:: DATA

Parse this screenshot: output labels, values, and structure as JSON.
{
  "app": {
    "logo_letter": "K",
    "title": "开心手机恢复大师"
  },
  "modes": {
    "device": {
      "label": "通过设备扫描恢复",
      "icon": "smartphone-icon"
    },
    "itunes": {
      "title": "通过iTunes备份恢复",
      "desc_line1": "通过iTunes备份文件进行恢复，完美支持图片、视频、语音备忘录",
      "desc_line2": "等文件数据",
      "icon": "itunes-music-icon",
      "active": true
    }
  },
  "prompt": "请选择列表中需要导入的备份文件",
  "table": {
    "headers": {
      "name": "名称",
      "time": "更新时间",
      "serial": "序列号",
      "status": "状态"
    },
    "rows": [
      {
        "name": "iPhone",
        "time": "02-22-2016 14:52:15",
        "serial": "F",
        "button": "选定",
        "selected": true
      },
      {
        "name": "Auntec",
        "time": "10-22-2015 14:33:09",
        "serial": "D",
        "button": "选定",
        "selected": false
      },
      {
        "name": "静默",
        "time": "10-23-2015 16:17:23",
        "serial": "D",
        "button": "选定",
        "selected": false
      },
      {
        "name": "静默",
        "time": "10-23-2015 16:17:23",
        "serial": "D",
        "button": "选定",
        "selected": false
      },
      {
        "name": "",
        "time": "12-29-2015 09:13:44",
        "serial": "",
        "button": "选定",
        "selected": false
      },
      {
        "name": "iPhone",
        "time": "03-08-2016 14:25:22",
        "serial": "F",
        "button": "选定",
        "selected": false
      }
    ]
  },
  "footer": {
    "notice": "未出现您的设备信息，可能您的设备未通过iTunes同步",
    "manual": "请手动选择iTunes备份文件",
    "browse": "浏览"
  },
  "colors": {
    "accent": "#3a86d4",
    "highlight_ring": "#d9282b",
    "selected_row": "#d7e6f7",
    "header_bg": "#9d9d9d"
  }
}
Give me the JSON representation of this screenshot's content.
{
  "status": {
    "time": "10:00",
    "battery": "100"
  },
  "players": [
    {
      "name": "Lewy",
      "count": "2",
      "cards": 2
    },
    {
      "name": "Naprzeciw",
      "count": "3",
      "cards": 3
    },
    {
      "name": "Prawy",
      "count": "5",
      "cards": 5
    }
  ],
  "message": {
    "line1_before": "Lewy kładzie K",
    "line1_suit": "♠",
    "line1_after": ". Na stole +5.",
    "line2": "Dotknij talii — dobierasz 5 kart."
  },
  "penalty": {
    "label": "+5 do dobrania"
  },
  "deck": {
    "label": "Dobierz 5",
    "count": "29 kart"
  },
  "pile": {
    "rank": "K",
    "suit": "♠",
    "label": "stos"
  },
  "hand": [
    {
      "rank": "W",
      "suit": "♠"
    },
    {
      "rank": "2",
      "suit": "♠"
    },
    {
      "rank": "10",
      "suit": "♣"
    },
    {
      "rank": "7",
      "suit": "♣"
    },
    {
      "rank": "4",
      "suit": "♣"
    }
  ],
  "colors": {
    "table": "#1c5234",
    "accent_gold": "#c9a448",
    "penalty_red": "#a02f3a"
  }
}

::::

**AIM OF THE TASK:** Take the lines from the one containing "Give me the" to the last line of the material above and write them out exactly.

**SOLUTION BELOW:**
Give me the JSON representation of this screenshot's content.
{
  "status": {
    "time": "10:00",
    "battery": "100"
  },
  "players": [
    {
      "name": "Lewy",
      "count": "2",
      "cards": 2
    },
    {
      "name": "Naprzeciw",
      "count": "3",
      "cards": 3
    },
    {
      "name": "Prawy",
      "count": "5",
      "cards": 5
    }
  ],
  "message": {
    "line1_before": "Lewy kładzie K",
    "line1_suit": "♠",
    "line1_after": ". Na stole +5.",
    "line2": "Dotknij talii — dobierasz 5 kart."
  },
  "penalty": {
    "label": "+5 do dobrania"
  },
  "deck": {
    "label": "Dobierz 5",
    "count": "29 kart"
  },
  "pile": {
    "rank": "K",
    "suit": "♠",
    "label": "stos"
  },
  "hand": [
    {
      "rank": "W",
      "suit": "♠"
    },
    {
      "rank": "2",
      "suit": "♠"
    },
    {
      "rank": "10",
      "suit": "♣"
    },
    {
      "rank": "7",
      "suit": "♣"
    },
    {
      "rank": "4",
      "suit": "♣"
    }
  ],
  "colors": {
    "table": "#1c5234",
    "accent_gold": "#c9a448",
    "penalty_red": "#a02f3a"
  }
}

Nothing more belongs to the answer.